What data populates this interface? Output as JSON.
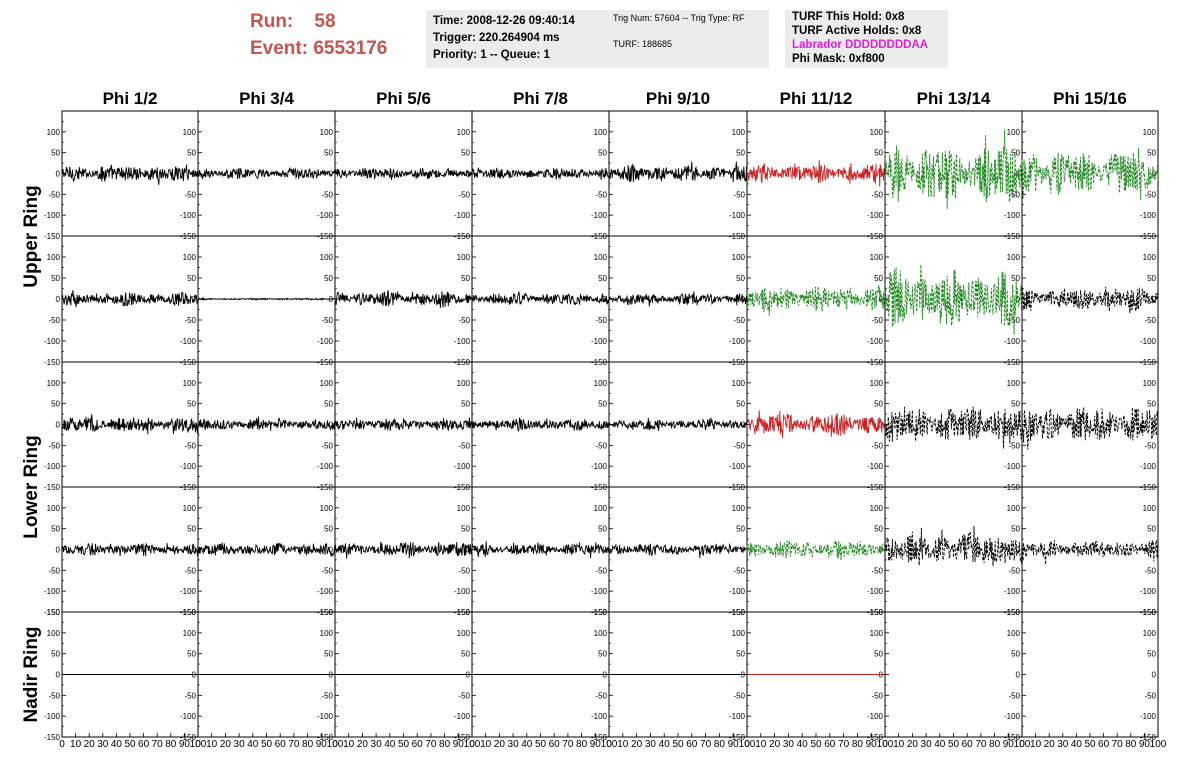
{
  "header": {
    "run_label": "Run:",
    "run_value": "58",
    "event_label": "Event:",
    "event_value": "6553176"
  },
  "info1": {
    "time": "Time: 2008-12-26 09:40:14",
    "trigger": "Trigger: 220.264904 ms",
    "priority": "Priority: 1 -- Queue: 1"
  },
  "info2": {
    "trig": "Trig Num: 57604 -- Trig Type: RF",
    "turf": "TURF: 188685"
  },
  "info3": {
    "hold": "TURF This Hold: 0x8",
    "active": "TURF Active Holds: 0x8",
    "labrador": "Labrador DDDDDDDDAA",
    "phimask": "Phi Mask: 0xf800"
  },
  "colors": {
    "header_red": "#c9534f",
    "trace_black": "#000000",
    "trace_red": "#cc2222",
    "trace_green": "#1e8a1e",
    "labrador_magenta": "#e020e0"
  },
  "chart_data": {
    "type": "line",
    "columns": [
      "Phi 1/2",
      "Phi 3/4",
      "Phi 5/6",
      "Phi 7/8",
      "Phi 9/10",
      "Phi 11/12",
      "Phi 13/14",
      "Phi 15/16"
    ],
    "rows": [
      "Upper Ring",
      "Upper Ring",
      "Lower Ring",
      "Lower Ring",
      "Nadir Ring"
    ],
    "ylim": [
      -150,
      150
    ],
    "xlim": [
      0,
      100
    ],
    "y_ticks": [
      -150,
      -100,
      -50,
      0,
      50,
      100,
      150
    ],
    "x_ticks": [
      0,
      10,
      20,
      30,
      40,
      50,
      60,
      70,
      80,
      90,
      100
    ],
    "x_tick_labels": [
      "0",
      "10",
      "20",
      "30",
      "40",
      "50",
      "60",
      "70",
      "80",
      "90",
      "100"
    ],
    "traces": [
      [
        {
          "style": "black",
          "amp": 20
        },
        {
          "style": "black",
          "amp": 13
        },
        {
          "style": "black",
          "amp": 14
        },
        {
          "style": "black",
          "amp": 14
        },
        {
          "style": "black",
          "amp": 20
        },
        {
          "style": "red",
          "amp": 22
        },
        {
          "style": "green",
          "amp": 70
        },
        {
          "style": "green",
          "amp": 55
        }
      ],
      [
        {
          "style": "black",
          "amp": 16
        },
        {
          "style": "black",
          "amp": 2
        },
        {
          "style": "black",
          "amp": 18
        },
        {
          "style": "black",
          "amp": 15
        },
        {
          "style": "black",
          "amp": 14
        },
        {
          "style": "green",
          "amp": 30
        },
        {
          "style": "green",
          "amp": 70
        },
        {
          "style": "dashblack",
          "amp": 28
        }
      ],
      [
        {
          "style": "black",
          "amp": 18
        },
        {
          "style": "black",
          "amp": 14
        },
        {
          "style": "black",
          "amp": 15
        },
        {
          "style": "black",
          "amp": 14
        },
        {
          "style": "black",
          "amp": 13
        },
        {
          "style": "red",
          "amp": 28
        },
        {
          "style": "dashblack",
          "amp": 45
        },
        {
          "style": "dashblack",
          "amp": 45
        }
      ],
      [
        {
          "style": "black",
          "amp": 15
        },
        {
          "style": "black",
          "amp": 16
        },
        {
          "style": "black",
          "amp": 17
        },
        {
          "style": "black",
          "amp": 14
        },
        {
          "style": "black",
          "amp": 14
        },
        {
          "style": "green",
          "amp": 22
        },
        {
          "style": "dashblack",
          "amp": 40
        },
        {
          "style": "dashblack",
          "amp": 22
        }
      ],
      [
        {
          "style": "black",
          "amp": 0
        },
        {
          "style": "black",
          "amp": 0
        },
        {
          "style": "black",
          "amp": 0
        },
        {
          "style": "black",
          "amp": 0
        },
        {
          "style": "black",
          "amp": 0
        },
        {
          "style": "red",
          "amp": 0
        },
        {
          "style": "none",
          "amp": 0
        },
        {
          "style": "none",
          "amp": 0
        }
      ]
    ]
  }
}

------

Set task -> Each record above must be returned exactly as written, with its pictures omitted.

Output for this exercise ->
What data populates this interface? Output as JSON.
{
  "header": {
    "run_label": "Run:",
    "run_value": "58",
    "event_label": "Event:",
    "event_value": "6553176"
  },
  "info1": {
    "time": "Time: 2008-12-26 09:40:14",
    "trigger": "Trigger: 220.264904 ms",
    "priority": "Priority: 1 -- Queue: 1"
  },
  "info2": {
    "trig": "Trig Num: 57604 -- Trig Type: RF",
    "turf": "TURF: 188685"
  },
  "info3": {
    "hold": "TURF This Hold: 0x8",
    "active": "TURF Active Holds: 0x8",
    "labrador": "Labrador DDDDDDDDAA",
    "phimask": "Phi Mask: 0xf800"
  },
  "colors": {
    "header_red": "#c9534f",
    "trace_black": "#000000",
    "trace_red": "#cc2222",
    "trace_green": "#1e8a1e",
    "labrador_magenta": "#e020e0"
  },
  "chart_data": {
    "type": "line",
    "columns": [
      "Phi 1/2",
      "Phi 3/4",
      "Phi 5/6",
      "Phi 7/8",
      "Phi 9/10",
      "Phi 11/12",
      "Phi 13/14",
      "Phi 15/16"
    ],
    "rows": [
      "Upper Ring",
      "Upper Ring",
      "Lower Ring",
      "Lower Ring",
      "Nadir Ring"
    ],
    "ylim": [
      -150,
      150
    ],
    "xlim": [
      0,
      100
    ],
    "y_ticks": [
      -150,
      -100,
      -50,
      0,
      50,
      100,
      150
    ],
    "x_ticks": [
      0,
      10,
      20,
      30,
      40,
      50,
      60,
      70,
      80,
      90,
      100
    ],
    "x_tick_labels": [
      "0",
      "10",
      "20",
      "30",
      "40",
      "50",
      "60",
      "70",
      "80",
      "90",
      "100"
    ],
    "traces": [
      [
        {
          "style": "black",
          "amp": 20
        },
        {
          "style": "black",
          "amp": 13
        },
        {
          "style": "black",
          "amp": 14
        },
        {
          "style": "black",
          "amp": 14
        },
        {
          "style": "black",
          "amp": 20
        },
        {
          "style": "red",
          "amp": 22
        },
        {
          "style": "green",
          "amp": 70
        },
        {
          "style": "green",
          "amp": 55
        }
      ],
      [
        {
          "style": "black",
          "amp": 16
        },
        {
          "style": "black",
          "amp": 2
        },
        {
          "style": "black",
          "amp": 18
        },
        {
          "style": "black",
          "amp": 15
        },
        {
          "style": "black",
          "amp": 14
        },
        {
          "style": "green",
          "amp": 30
        },
        {
          "style": "green",
          "amp": 70
        },
        {
          "style": "dashblack",
          "amp": 28
        }
      ],
      [
        {
          "style": "black",
          "amp": 18
        },
        {
          "style": "black",
          "amp": 14
        },
        {
          "style": "black",
          "amp": 15
        },
        {
          "style": "black",
          "amp": 14
        },
        {
          "style": "black",
          "amp": 13
        },
        {
          "style": "red",
          "amp": 28
        },
        {
          "style": "dashblack",
          "amp": 45
        },
        {
          "style": "dashblack",
          "amp": 45
        }
      ],
      [
        {
          "style": "black",
          "amp": 15
        },
        {
          "style": "black",
          "amp": 16
        },
        {
          "style": "black",
          "amp": 17
        },
        {
          "style": "black",
          "amp": 14
        },
        {
          "style": "black",
          "amp": 14
        },
        {
          "style": "green",
          "amp": 22
        },
        {
          "style": "dashblack",
          "amp": 40
        },
        {
          "style": "dashblack",
          "amp": 22
        }
      ],
      [
        {
          "style": "black",
          "amp": 0
        },
        {
          "style": "black",
          "amp": 0
        },
        {
          "style": "black",
          "amp": 0
        },
        {
          "style": "black",
          "amp": 0
        },
        {
          "style": "black",
          "amp": 0
        },
        {
          "style": "red",
          "amp": 0
        },
        {
          "style": "none",
          "amp": 0
        },
        {
          "style": "none",
          "amp": 0
        }
      ]
    ]
  }
}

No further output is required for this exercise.